## SHORT EXERCISE A
According to the court opinion, what damages did the jury assess for the defendant in error?

## EXTRACT TO READ
-- BEGIN --

THIS case was brought up from the Supreme Court of the State of Florida, by a writ of error issued under the 25th section of the judiciary act. The case is set forth in the opinion of the court.
The opinion of the court was delivered by: Mr. Chief Justice Taney delivered the opinion of the court.
Mr. Davis made a motion to dismiss it, for want of jurisdiction, which motion was resisted by Mr. Johnson.
This case comes before us upon a writ of error directed to the Supreme Court of the State of Florida; and a motion has been made to dismiss it for want of jurisdiction.
The suit was brought by Bennett, the defendant in error, against Carter, the plaintiff in error, in December, 1842, while Florida was yet a territory, and was continued from term to term, until she was admitted into the Union as a State. The action was trover for certain property. The declaration was in the usual form, and the defendant pleaded the general issue of not guilty. After Florida became a State, and the territorial court, in which the suit was pending, ceased to exist, the papers were transmitted by the clerk to the Circuit Court of the State for the same county.
The plaintiff and defendant both appeared in the Circuit Court, and the case was continued until December, 1848, when the parties proceeded to trial–and the jury found for the defendant in error, and assessed his damages at $19,999.66.

-- END --

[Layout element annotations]
-- BEGIN --

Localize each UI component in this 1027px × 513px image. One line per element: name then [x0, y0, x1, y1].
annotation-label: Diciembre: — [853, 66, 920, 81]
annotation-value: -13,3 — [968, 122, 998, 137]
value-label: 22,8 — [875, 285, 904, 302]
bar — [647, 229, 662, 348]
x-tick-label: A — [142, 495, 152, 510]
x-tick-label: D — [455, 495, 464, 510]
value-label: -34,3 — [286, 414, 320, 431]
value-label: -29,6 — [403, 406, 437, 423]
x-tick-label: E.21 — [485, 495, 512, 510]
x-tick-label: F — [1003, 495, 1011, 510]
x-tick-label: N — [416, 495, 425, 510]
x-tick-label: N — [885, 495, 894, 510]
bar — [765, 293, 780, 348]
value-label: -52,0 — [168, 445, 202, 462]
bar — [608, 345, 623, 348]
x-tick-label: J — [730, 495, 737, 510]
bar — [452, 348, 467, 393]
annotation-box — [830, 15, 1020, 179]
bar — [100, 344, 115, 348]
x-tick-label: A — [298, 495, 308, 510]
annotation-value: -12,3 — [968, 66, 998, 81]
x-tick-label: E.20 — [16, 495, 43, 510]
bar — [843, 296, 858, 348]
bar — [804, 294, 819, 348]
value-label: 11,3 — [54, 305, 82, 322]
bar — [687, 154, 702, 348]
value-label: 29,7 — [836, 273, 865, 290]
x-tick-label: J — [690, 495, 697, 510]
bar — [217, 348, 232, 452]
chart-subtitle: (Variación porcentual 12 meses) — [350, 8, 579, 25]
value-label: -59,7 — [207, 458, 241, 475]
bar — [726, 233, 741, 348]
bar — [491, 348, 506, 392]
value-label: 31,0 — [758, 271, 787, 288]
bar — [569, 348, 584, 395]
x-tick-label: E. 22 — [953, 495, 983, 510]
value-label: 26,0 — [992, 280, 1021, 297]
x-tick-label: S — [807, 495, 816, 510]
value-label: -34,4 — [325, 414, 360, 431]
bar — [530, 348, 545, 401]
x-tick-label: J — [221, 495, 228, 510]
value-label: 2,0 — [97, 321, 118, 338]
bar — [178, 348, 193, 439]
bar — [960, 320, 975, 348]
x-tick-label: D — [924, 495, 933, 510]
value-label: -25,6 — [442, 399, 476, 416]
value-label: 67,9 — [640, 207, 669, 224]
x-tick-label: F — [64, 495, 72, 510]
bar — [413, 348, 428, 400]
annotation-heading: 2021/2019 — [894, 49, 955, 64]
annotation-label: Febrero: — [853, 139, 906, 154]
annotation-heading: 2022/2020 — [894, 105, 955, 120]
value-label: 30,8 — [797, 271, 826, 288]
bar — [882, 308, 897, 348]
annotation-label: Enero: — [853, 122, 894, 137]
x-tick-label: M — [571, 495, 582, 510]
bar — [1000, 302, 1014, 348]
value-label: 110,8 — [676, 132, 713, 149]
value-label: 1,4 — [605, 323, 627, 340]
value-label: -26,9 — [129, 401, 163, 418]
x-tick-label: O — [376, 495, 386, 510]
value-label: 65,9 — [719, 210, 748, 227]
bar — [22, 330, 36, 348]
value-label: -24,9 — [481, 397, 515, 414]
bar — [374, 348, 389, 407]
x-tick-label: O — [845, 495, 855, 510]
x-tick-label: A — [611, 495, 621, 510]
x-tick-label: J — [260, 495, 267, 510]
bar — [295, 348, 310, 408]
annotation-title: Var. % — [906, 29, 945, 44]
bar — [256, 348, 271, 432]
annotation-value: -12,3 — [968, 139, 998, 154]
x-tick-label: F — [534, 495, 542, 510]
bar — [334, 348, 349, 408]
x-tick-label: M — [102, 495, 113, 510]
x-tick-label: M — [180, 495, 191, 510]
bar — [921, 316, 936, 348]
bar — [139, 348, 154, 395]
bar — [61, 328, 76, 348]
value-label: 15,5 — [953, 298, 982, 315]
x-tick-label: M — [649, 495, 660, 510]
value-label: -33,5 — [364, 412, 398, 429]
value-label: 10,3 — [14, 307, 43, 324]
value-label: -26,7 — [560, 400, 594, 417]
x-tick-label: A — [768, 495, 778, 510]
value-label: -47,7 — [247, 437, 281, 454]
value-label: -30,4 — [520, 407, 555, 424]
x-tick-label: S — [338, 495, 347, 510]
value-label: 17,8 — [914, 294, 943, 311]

-- END --

## SHORT EXERCISE B
Update the rows from the first one through the line containing "x-tick-label: D — [455, 495, 464, 510]", replacing "value-label" with "data-label" and leaving everything else unchanged. Return only those lines.

## EXERCISE RESPONSE A
$19,999.66

## EXERCISE RESPONSE B
Localize each UI component in this 1027px × 513px image. One line per element: name then [x0, y0, x1, y1].
annotation-label: Diciembre: — [853, 66, 920, 81]
annotation-value: -13,3 — [968, 122, 998, 137]
data-label: 22,8 — [875, 285, 904, 302]
bar — [647, 229, 662, 348]
x-tick-label: A — [142, 495, 152, 510]
x-tick-label: D — [455, 495, 464, 510]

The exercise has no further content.